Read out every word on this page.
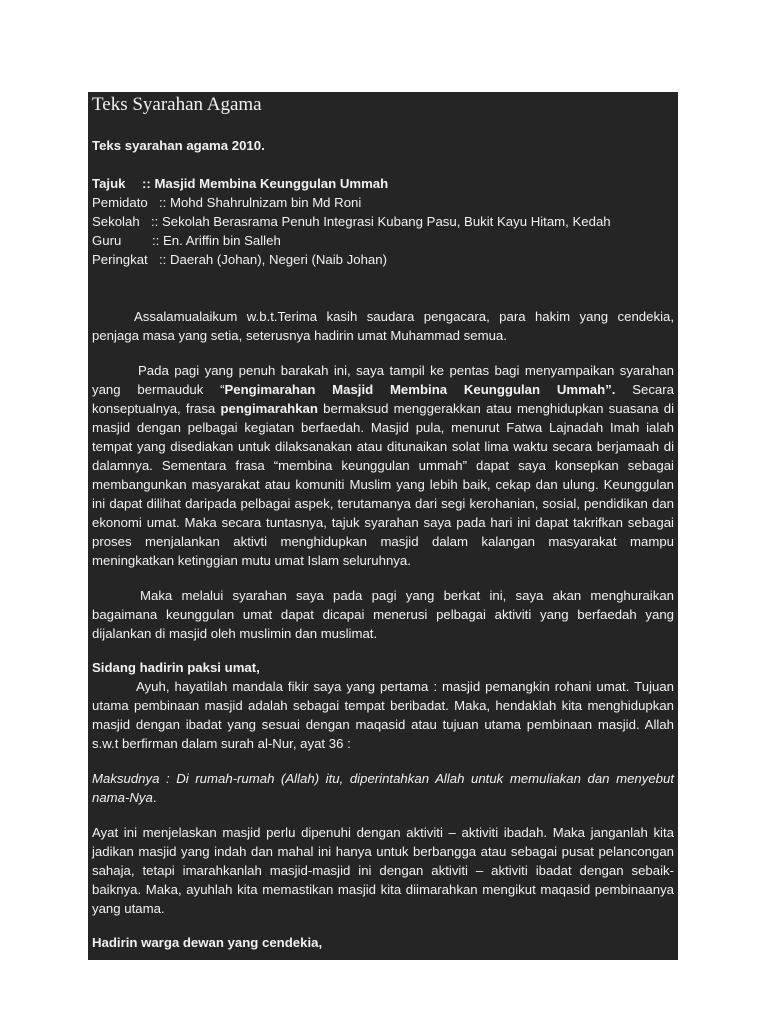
Teks Syarahan Agama
Teks syarahan agama 2010.
Tajuk :: Masjid Membina Keunggulan Ummah
Pemidato :: Mohd Shahrulnizam bin Md Roni
Sekolah :: Sekolah Berasrama Penuh Integrasi Kubang Pasu, Bukit Kayu Hitam, Kedah
Guru :: En. Ariffin bin Salleh
Peringkat :: Daerah (Johan), Negeri (Naib Johan)

Assalamualaikum w.b.t.Terima kasih saudara pengacara, para hakim yang cendekia, penjaga masa yang setia, seterusnya hadirin umat Muhammad semua.

Pada pagi yang penuh barakah ini, saya tampil ke pentas bagi menyampaikan syarahan yang bermauduk “Pengimarahan Masjid Membina Keunggulan Ummah”. Secara konseptualnya, frasa pengimarahkan bermaksud menggerakkan atau menghidupkan suasana di masjid dengan pelbagai kegiatan berfaedah. Masjid pula, menurut Fatwa Lajnadah Imah ialah tempat yang disediakan untuk dilaksanakan atau ditunaikan solat lima waktu secara berjamaah di dalamnya. Sementara frasa “membina keunggulan ummah” dapat saya konsepkan sebagai membangunkan masyarakat atau komuniti Muslim yang lebih baik, cekap dan ulung. Keunggulan ini dapat dilihat daripada pelbagai aspek, terutamanya dari segi kerohanian, sosial, pendidikan dan ekonomi umat. Maka secara tuntasnya, tajuk syarahan saya pada hari ini dapat takrifkan sebagai proses menjalankan aktivti menghidupkan masjid dalam kalangan masyarakat mampu meningkatkan ketinggian mutu umat Islam seluruhnya.

Maka melalui syarahan saya pada pagi yang berkat ini, saya akan menghuraikan bagaimana keunggulan umat dapat dicapai menerusi pelbagai aktiviti yang berfaedah yang dijalankan di masjid oleh muslimin dan muslimat.

Sidang hadirin paksi umat,

Ayuh, hayatilah mandala fikir saya yang pertama : masjid pemangkin rohani umat. Tujuan utama pembinaan masjid adalah sebagai tempat beribadat. Maka, hendaklah kita menghidupkan masjid dengan ibadat yang sesuai dengan maqasid atau tujuan utama pembinaan masjid. Allah s.w.t berfirman dalam surah al-Nur, ayat 36 :

Maksudnya : Di rumah-rumah (Allah) itu, diperintahkan Allah untuk memuliakan dan menyebut nama-Nya.

Ayat ini menjelaskan masjid perlu dipenuhi dengan aktiviti – aktiviti ibadah. Maka janganlah kita jadikan masjid yang indah dan mahal ini hanya untuk berbangga atau sebagai pusat pelancongan sahaja, tetapi imarahkanlah masjid-masjid ini dengan aktiviti – aktiviti ibadat dengan sebaik-baiknya. Maka, ayuhlah kita memastikan masjid kita diimarahkan mengikut maqasid pembinaanya yang utama.

Hadirin warga dewan yang cendekia,
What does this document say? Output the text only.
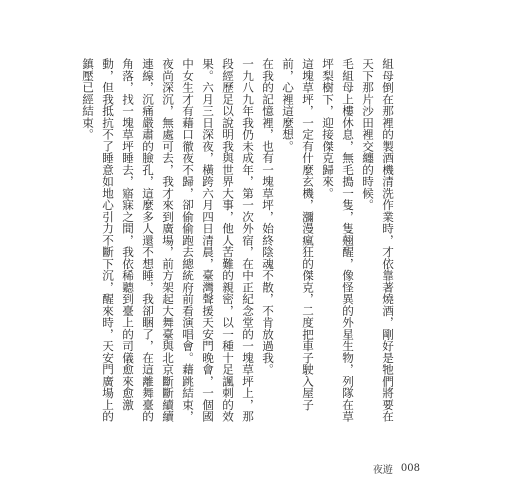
組母倒在那裡的製酒機清洗作業時，才依靠著燒酒，剛好是牠們將要在天下那片沙田裡交纏的時候。

毛組母上樓休息，無毛搗一隻，隻翹醒，像怪異的外星生物，列隊在草坪梨樹下，迎接傑克歸來。

這塊草坪，一定有什麼玄機，瀰漫瘋狂的傑克，二度把車子駛入屋子前，心裡這麼想。

在我的記憶裡，也有一塊草坪，始終陰魂不散，不肯放過我。

一九八九年我仍未成年，第一次外宿，在中正紀念堂的一塊草坪上，那段經歷足以說明我與世界大事，他人苦難的親密，以一種十足諷刺的效果。六月三日深夜，橫跨六月四日清晨，臺灣聲援天安門晚會，一個國中女生才有藉口徹夜不歸，卻偷偷跑去總統府前看演唱會。藉跳結束，夜尚深沉，無處可去，我才來到廣場，前方架起大舞臺與北京斷斷續續連線，沉痛嚴肅的臉孔，這麼多人還不想睡，我卻睏了，在這離舞臺的角落，找一塊草坪睡去，寤寐之間，我依稀聽到臺上的司儀愈來愈激動，但我抵抗不了睡意如地心引力不斷下沉，醒來時，天安門廣場上的鎮壓已經結束。

夜遊 008
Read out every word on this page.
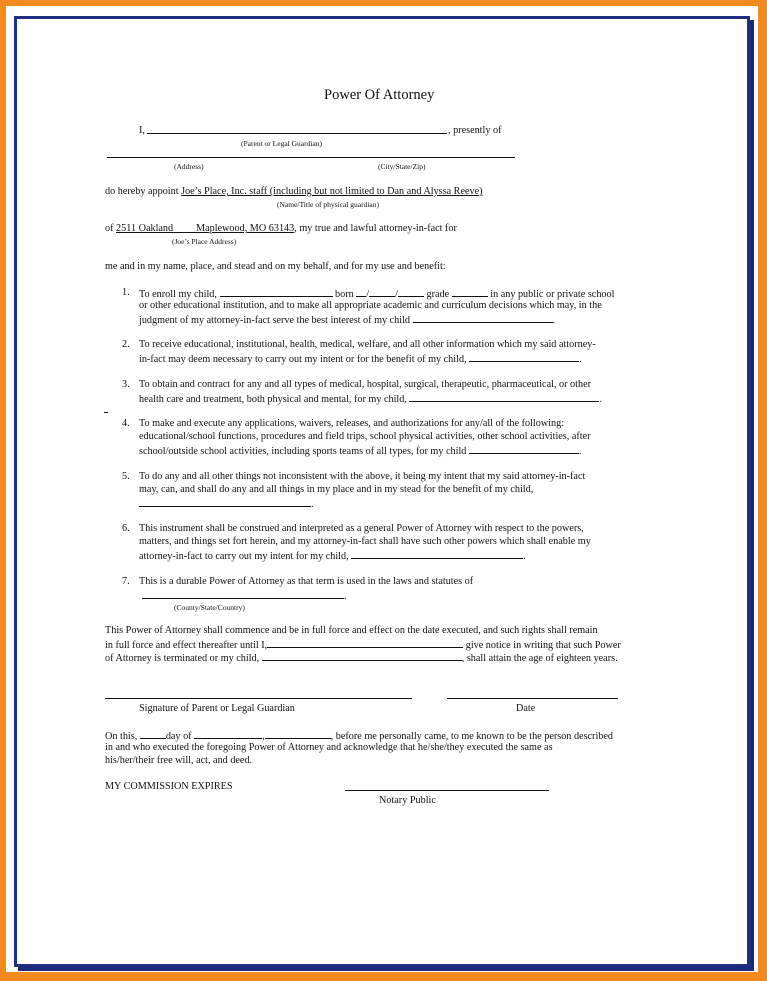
Power Of Attorney
I,	, presently of
(Parent or Legal Guardian)
(Address)	(City/State/Zip)
do hereby appoint Joe’s Place, Inc. staff (including but not limited to Dan and Alyssa Reeve)
(Name/Title of physical guardian)
of 2511 Oakland Maplewood, MO 63143, my true and lawful attorney-in-fact for
(Joe’s Place Address)
me and in my name, place, and stead and on my behalf, and for my use and benefit:
1. To enroll my child,	born /	/	grade	in any public or private school
or other educational institution, and to make all appropriate academic and curriculum decisions which may, in the
judgment of my attorney-in-fact serve the best interest of my child	.
2. To receive educational, institutional, health, medical, welfare, and all other information which my said attorney-
in-fact may deem necessary to carry out my intent or for the benefit of my child,	.
3. To obtain and contract for any and all types of medical, hospital, surgical, therapeutic, pharmaceutical, or other
health care and treatment, both physical and mental, for my child,	.
4. To make and execute any applications, waivers, releases, and authorizations for any/all of the following:
educational/school functions, procedures and field trips, school physical activities, other school activities, after
school/outside school activities, including sports teams of all types, for my child	.
5. To do any and all other things not inconsistent with the above, it being my intent that my said attorney-in-fact
may, can, and shall do any and all things in my place and in my stead for the benefit of my child,
.
6. This instrument shall be construed and interpreted as a general Power of Attorney with respect to the powers,
matters, and things set fort herein, and my attorney-in-fact shall have such other powers which shall enable my
attorney-in-fact to carry out my intent for my child,	.
7. This is a durable Power of Attorney as that term is used in the laws and statutes of
.
(County/State/Country)
This Power of Attorney shall commence and be in full force and effect on the date executed, and such rights shall remain
in full force and effect thereafter until I,	give notice in writing that such Power
of Attorney is terminated or my child,	, shall attain the age of eighteen years.
Signature of Parent or Legal Guardian	Date
On this,	day of	,	, before me personally came, to me known to be the person described
in and who executed the foregoing Power of Attorney and acknowledge that he/she/they executed the same as
his/her/their free will, act, and deed.
MY COMMISSION EXPIRES
Notary Public
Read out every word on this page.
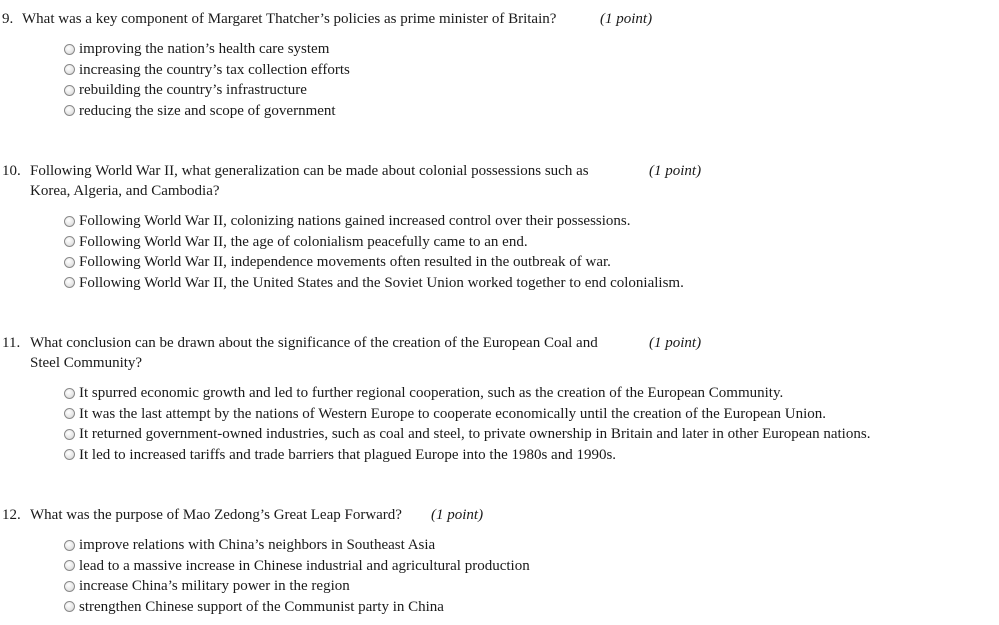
9. What was a key component of Margaret Thatcher’s policies as prime minister of Britain?	(1 point)
improving the nation’s health care system
increasing the country’s tax collection efforts
rebuilding the country’s infrastructure
reducing the size and scope of government
10. Following World War II, what generalization can be made about colonial possessions such as	(1 point)
Korea, Algeria, and Cambodia?
Following World War II, colonizing nations gained increased control over their possessions.
Following World War II, the age of colonialism peacefully came to an end.
Following World War II, independence movements often resulted in the outbreak of war.
Following World War II, the United States and the Soviet Union worked together to end colonialism.
11. What conclusion can be drawn about the significance of the creation of the European Coal and	(1 point)
Steel Community?
It spurred economic growth and led to further regional cooperation, such as the creation of the European Community.
It was the last attempt by the nations of Western Europe to cooperate economically until the creation of the European Union.
It returned government-owned industries, such as coal and steel, to private ownership in Britain and later in other European nations.
It led to increased tariffs and trade barriers that plagued Europe into the 1980s and 1990s.
12. What was the purpose of Mao Zedong’s Great Leap Forward? (1 point)
improve relations with China’s neighbors in Southeast Asia
lead to a massive increase in Chinese industrial and agricultural production
increase China’s military power in the region
strengthen Chinese support of the Communist party in China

[EXERCISE DESCRIPTION]: Which lines of the data above contain "menghidupkan"? Copy each one.

[WRITTEN SOLUTION]:
Pada pagi yang penuh barakah ini, saya tampil ke pentas bagi menyampaikan syarahan yang bermauduk “Pengimarahan Masjid Membina Keunggulan Ummah”. Secara konseptualnya, frasa pengimarahkan bermaksud menggerakkan atau menghidupkan suasana di masjid dengan pelbagai kegiatan berfaedah. Masjid pula, menurut Fatwa Lajnadah Imah ialah tempat yang disediakan untuk dilaksanakan atau ditunaikan solat lima waktu secara berjamaah di dalamnya. Sementara frasa “membina keunggulan ummah” dapat saya konsepkan sebagai membangunkan masyarakat atau komuniti Muslim yang lebih baik, cekap dan ulung. Keunggulan ini dapat dilihat daripada pelbagai aspek, terutamanya dari segi kerohanian, sosial, pendidikan dan ekonomi umat. Maka secara tuntasnya, tajuk syarahan saya pada hari ini dapat takrifkan sebagai proses menjalankan aktivti menghidupkan masjid dalam kalangan masyarakat mampu meningkatkan ketinggian mutu umat Islam seluruhnya.
Ayuh, hayatilah mandala fikir saya yang pertama : masjid pemangkin rohani umat. Tujuan utama pembinaan masjid adalah sebagai tempat beribadat. Maka, hendaklah kita menghidupkan masjid dengan ibadat yang sesuai dengan maqasid atau tujuan utama pembinaan masjid. Allah s.w.t berfirman dalam surah al-Nur, ayat 36 :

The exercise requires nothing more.